▸ **Input**
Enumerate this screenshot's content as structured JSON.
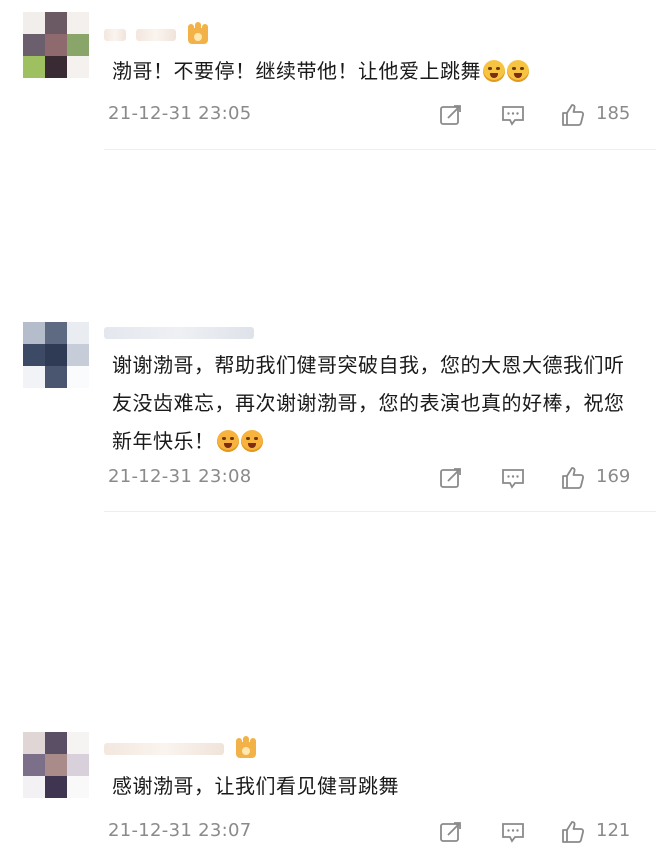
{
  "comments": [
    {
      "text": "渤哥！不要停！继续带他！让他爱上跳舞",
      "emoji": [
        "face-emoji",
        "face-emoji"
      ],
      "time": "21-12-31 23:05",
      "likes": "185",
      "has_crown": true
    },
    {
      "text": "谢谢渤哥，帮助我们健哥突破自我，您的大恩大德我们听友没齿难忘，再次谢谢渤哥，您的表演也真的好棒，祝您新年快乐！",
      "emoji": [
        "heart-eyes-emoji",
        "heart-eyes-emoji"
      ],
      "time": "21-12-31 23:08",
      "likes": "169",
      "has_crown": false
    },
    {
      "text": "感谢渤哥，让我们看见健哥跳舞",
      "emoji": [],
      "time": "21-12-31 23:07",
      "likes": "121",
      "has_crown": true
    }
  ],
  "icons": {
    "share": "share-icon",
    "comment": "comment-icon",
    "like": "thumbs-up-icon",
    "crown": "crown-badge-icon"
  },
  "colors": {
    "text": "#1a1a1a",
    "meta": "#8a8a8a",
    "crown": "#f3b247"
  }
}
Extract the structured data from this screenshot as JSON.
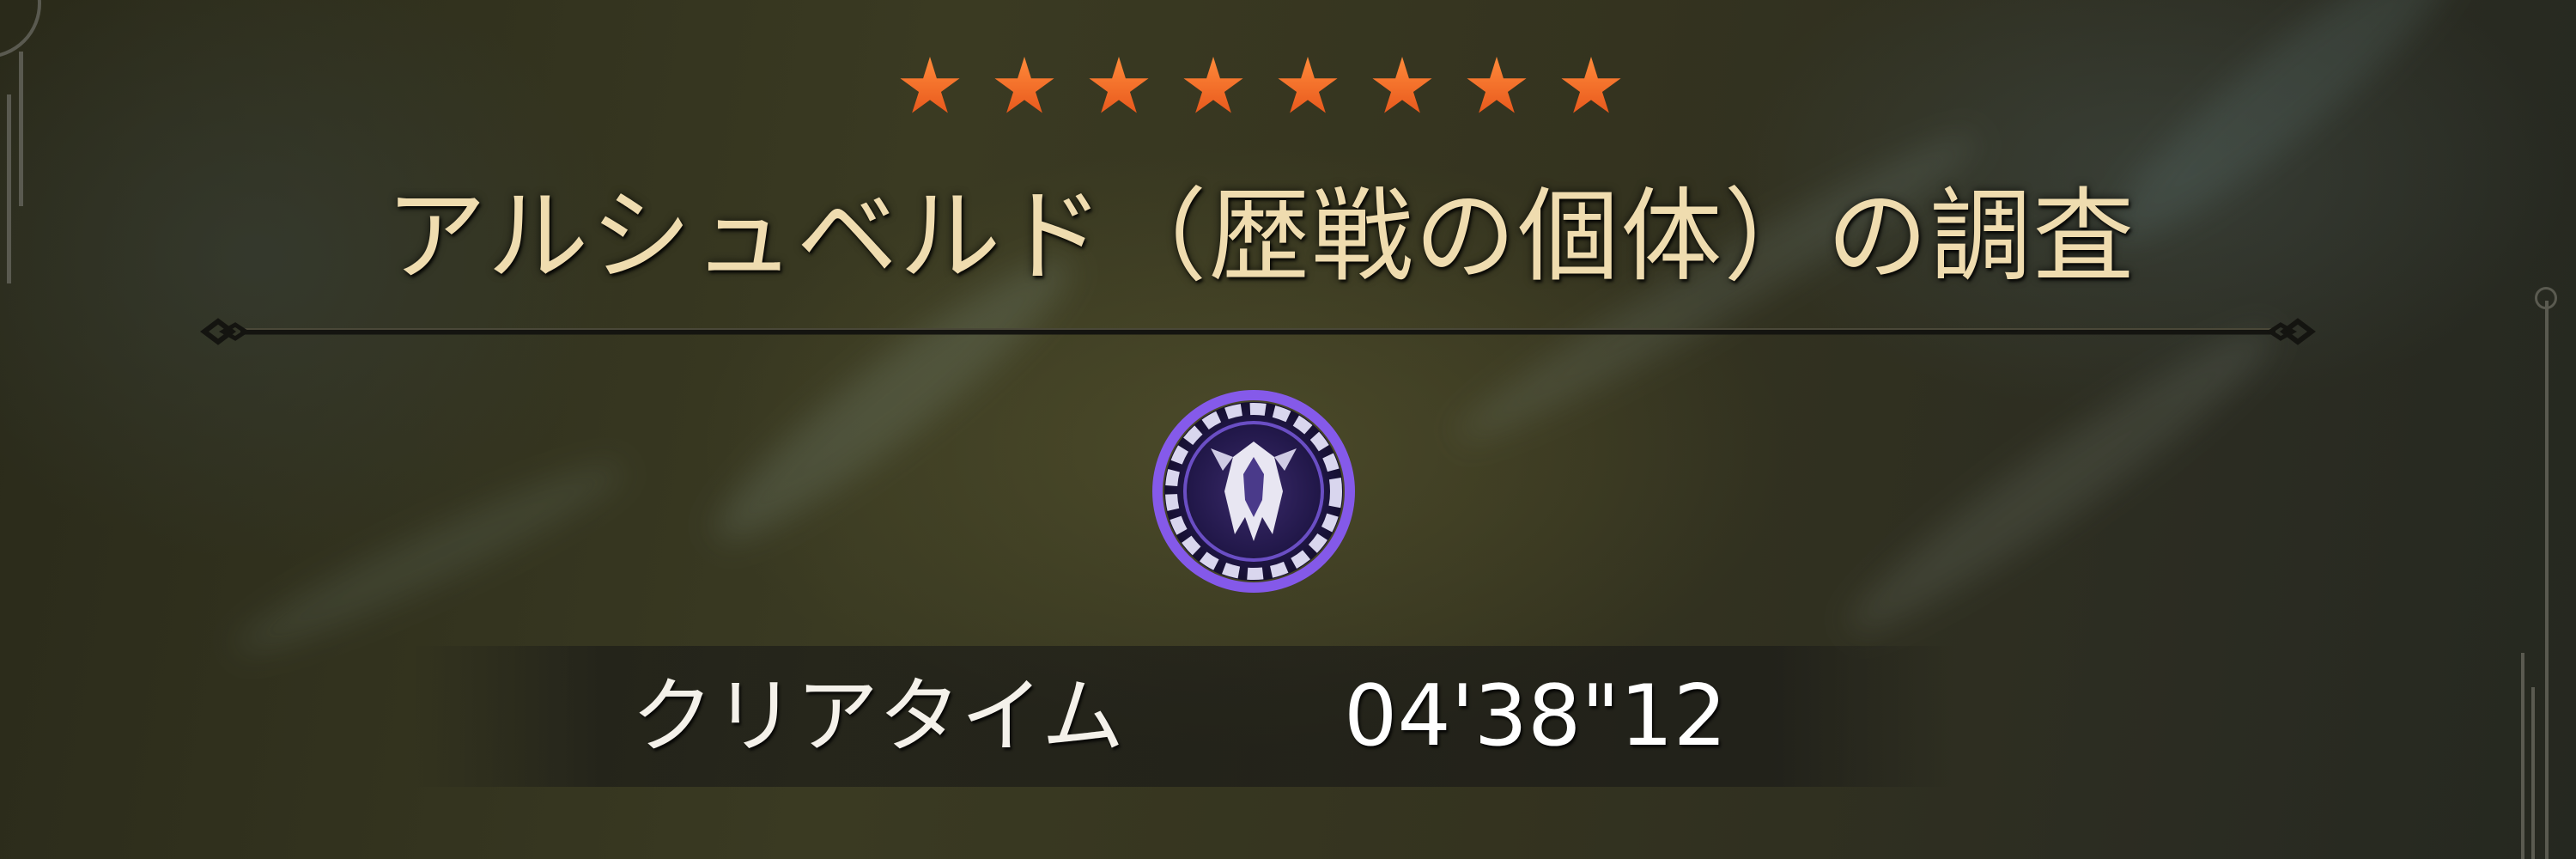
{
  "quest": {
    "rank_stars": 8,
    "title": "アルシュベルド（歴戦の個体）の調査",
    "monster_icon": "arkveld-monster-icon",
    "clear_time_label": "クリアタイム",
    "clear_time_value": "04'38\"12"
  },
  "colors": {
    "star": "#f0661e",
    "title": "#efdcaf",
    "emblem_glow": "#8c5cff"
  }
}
---
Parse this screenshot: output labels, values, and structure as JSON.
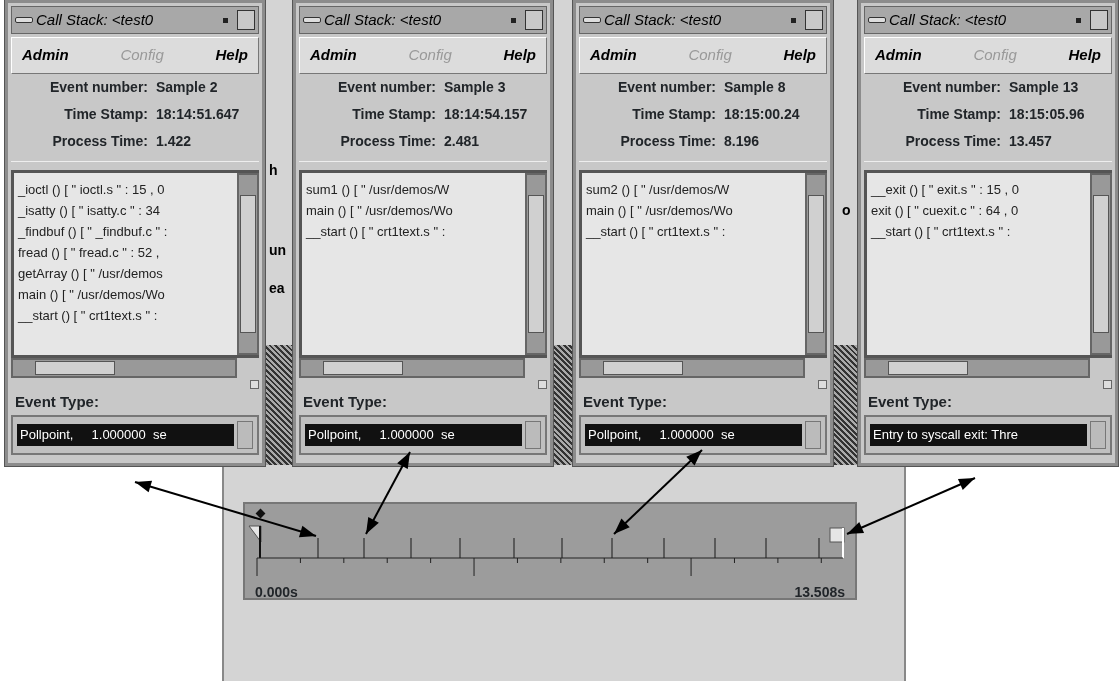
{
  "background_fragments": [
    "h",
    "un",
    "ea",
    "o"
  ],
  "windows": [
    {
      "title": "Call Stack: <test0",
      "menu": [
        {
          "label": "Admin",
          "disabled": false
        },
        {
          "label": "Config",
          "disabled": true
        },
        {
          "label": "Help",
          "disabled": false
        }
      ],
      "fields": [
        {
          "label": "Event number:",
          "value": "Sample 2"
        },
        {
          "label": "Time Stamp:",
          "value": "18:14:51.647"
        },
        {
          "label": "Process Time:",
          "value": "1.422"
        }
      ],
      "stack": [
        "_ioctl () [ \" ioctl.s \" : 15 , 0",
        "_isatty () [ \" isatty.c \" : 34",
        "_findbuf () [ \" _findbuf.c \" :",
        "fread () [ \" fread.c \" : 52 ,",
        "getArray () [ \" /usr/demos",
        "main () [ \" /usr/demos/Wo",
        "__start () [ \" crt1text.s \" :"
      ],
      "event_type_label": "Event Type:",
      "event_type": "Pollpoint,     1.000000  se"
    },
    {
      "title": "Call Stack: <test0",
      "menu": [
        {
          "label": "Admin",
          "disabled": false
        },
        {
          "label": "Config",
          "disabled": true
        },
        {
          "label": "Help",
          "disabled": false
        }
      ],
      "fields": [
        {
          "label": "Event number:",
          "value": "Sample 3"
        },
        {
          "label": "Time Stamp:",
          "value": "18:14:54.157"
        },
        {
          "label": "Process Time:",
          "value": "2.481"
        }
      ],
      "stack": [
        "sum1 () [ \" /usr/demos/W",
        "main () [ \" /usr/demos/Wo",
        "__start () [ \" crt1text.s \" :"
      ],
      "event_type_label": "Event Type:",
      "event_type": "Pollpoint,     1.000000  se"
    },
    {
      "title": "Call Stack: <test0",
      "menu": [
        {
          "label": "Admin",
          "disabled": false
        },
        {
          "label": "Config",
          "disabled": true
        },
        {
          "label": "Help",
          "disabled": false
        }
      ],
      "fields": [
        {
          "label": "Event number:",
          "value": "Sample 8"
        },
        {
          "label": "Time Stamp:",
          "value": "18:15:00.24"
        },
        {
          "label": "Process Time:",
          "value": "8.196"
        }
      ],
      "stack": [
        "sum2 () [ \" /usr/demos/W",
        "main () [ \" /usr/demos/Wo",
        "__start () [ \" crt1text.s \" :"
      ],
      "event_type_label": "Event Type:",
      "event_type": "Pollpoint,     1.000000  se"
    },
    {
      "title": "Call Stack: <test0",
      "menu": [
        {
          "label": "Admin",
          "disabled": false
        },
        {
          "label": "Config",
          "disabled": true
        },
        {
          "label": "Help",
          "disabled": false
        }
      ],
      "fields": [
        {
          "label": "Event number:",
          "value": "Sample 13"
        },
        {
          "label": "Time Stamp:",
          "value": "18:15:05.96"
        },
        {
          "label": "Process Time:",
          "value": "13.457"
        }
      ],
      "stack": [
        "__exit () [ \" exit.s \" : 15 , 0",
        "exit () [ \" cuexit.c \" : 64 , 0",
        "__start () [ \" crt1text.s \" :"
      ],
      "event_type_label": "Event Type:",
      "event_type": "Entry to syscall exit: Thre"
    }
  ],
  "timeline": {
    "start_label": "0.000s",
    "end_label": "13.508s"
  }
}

▸ **Instructions for the task**
Find the string "JSON" in the records, then copy each line where it occurs.

▸ **Task result**
Enumerate this screenshot's content as structured JSON.
Extract the structured data from this screenshot as JSON.
Parse this screenshot: output labels, values, and structure as JSON.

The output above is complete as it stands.